Bertrand Tavernier’s 1981 movie Coup de Torchon is a bizarre adaptation of Jim Thompson’s novel Pop. 1280. Bizarre not because Tavernier and his co-writer Jean Aurenche have moved the action from Texas to West Africa. Nothing wrong with that. It’s the way they’ve excised Thompson’s black humour and inserted French farce in its place, draining the story of power as they do so.
It’s 1938 and we’re in Senegal, where the white colonial French lord it over the black locals. They’re a mixed bunch, the whites, most of whom wouldn’t amount to much back home but have a status and lifestyle out here that, Tavernier makes clear, is really rather lovely. They drink, they amble about, they have lovers, whoop di doo.
Law and order is maintained, or rather isn’t, by the entirely sappy local white cop Lucien Cordier (the hangdog Philippe Noiret), who will do anything for an easy life, turning away when he spots a crime, making weak protests about someone’s actions only when he absolutely has to. He’s so sappy, in fact, that his wife’s lover is living under his own roof, posing, sneeringly, as her brother.
There is another side to Cordier, though. Not just his secret affair with the wife (Isabelle Huppert) of the town bully, Marcaillou (Victor Garrivier), but the fact that he’s a killer whose coldly methodical instinct is hidden to an almost fanatical degree behind the exterior of unkempt bonhomie. Cordier is another version of Jim Thompson’s ruthless, smart killer Lou Ford (who you may remember being played so brilliantly by Casey Affleck in The Killer Inside Me).
Tavernier paints a picture of a ceaselessly racist milieu – the whites take potshots at the dead black bodies floating in the river after dying of the dysentery that’s ravaging the area; dead whites get a proper burial. There is much talk of whether the local black people have souls, or are even human.
So when Cordier sets out on what looks like a one-man mission to clean up the town, done entirely on the quiet, he comes across as something of a force for good, especially as Noiret is playing up the liberal humanism of the man and downplaying the dead-eyed killer. Though it’s there – in one scene, as one of his victims lies dying, Cordier kicks him repeatedly, asking the ironic question as he does so: “what kind of man kicks a man who’s dying?”

• WHAT TO DO:
- A) Answer these about the Coup de Torchon review, one answer per line:
(i) In what year and country is the movie set?
(ii) Which actor plays Lucien Cordier?
(iii) Whose wife is Cordier secretly having an affair with?
- B) Pick up the Coup de Torchon review after its last sentence and keep writing it.
The lines that come after this aren't needed.

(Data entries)
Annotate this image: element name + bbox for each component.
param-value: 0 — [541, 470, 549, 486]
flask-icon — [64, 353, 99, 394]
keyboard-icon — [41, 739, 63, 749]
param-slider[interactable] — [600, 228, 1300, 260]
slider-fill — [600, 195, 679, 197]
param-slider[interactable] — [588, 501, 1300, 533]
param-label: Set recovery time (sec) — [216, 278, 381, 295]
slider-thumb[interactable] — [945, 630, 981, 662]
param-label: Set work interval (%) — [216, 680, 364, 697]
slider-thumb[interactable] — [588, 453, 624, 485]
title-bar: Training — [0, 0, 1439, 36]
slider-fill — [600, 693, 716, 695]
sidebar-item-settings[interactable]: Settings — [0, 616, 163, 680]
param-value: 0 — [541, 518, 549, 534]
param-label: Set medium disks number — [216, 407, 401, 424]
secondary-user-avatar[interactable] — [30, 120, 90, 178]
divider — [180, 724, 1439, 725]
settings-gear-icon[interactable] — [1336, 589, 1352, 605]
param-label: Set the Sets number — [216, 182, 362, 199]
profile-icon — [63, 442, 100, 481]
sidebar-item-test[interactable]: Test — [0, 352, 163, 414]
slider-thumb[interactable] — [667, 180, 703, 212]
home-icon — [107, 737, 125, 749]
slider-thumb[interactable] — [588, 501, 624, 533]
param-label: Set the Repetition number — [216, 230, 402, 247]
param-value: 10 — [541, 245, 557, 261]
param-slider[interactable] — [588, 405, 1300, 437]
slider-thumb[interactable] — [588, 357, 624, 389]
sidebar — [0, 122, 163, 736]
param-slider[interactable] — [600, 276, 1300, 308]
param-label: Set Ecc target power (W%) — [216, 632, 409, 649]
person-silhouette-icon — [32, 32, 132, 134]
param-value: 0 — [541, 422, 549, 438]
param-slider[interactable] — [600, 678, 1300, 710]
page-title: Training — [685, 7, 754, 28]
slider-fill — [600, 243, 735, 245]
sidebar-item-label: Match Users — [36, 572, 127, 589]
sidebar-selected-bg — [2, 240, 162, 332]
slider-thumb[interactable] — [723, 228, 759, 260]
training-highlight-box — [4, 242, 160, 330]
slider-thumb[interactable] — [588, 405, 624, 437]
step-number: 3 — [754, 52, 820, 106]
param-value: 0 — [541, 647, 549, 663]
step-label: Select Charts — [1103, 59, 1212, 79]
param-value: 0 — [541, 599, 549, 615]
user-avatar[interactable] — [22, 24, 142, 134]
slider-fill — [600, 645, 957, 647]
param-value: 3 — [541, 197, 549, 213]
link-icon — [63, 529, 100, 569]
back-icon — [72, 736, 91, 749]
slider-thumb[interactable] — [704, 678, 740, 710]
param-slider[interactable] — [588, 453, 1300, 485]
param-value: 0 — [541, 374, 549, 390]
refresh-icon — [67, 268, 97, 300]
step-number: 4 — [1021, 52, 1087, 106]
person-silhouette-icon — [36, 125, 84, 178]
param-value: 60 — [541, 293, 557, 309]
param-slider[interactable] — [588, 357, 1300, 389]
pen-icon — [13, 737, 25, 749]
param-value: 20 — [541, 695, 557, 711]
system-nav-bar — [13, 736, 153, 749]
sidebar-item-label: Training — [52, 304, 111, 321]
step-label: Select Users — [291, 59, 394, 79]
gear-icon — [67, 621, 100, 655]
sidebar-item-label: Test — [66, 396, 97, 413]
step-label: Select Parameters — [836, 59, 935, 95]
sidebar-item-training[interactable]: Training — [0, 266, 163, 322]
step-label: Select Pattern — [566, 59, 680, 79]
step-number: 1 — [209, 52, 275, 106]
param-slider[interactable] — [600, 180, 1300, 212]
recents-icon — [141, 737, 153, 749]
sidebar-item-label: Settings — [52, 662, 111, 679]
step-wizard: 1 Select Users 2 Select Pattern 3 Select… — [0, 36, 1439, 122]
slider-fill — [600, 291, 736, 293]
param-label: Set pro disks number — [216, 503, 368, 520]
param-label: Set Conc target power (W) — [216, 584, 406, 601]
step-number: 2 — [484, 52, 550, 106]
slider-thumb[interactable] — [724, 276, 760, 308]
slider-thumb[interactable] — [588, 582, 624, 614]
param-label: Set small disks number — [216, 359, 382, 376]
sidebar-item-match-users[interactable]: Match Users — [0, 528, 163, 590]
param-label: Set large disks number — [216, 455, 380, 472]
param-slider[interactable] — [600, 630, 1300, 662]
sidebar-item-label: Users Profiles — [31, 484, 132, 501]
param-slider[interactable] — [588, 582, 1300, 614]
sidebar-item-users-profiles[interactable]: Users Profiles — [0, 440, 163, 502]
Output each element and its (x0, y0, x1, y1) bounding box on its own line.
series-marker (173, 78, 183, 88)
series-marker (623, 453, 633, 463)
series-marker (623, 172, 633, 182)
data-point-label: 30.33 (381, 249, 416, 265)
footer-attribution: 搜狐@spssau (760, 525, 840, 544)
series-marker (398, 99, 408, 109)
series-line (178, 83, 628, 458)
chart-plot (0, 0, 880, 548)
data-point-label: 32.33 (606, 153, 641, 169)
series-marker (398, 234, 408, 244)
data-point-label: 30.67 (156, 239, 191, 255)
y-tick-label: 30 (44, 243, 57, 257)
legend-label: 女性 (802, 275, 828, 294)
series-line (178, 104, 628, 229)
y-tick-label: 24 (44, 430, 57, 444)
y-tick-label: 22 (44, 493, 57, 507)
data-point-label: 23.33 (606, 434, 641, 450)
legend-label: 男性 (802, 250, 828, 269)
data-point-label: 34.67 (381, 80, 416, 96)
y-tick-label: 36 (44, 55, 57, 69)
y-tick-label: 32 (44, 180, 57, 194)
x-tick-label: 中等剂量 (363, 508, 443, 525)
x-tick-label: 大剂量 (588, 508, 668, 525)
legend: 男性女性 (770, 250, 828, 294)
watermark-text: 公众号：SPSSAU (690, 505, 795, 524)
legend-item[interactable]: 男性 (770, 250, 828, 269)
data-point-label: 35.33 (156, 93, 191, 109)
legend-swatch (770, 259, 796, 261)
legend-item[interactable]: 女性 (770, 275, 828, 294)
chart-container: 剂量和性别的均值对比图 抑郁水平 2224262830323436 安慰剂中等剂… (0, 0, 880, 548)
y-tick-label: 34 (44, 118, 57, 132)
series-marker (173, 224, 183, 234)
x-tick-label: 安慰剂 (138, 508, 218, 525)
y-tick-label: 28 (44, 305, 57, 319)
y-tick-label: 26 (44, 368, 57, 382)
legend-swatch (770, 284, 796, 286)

• RESULTS FOR EACH TASK:
- A)
(i) 1938, Senegal
(ii) Philippe Noiret
(iii) Marcaillou's, the town bully played by Victor Garrivier

- B)
This is a great cast – the hugely versatile Noiret (who worked with everyone from Alfred Hitchcock and George Cukor to Agnès Varda and Ted Kotcheff) is brilliant, but there’s also a youthfully coquettish Huppert, Stéphane Audran as Cordier’s hot-for-sex wife, Irène Skobline as the new teacher in town, whose pure soul brings Cordier up short, Jean-Pierre Marielle as a pimp dressed head to toe in immaculate white and Guy Marchand as the fellow cop Cordier nudges towards taking the rap for his murders.
It’s a superb looking film too, fabulously cinematic, with a grand sweep and a lot of air. Tavernier also makes use of the Steadicam, still relatively unknown in those days, in extended constantly moving single-shot scenes designed to unsettle the viewer with the Steadicam’s “disquieting effect” (as Tavernier put it in an interview). Kubrick did much the same in The Shining, shot the previous year.
As a film about colonialism, Coup de Torchon cannot be faulted. As an adaptation of Jim Thompson’s particular sort of noir, it can. Crime done as farce is a movie staple – think Pulp Fiction – but with the nods, winks and grimaces of that very particular French style of farce it’s a joke that wears thin very quickly, and it also has the effect of puncturing any sense of jeopardy that might be brewing. Will Cordier get caught? Do we care?
Yorgos Lanthimos was slated to direct another adaptation of Pop. 1280 but that idea seems to have fallen by the wayside. A pity, because his detached storytelling style might have got into the corners that Tavernier’s film, for all its wonderfulnesses, could not reach.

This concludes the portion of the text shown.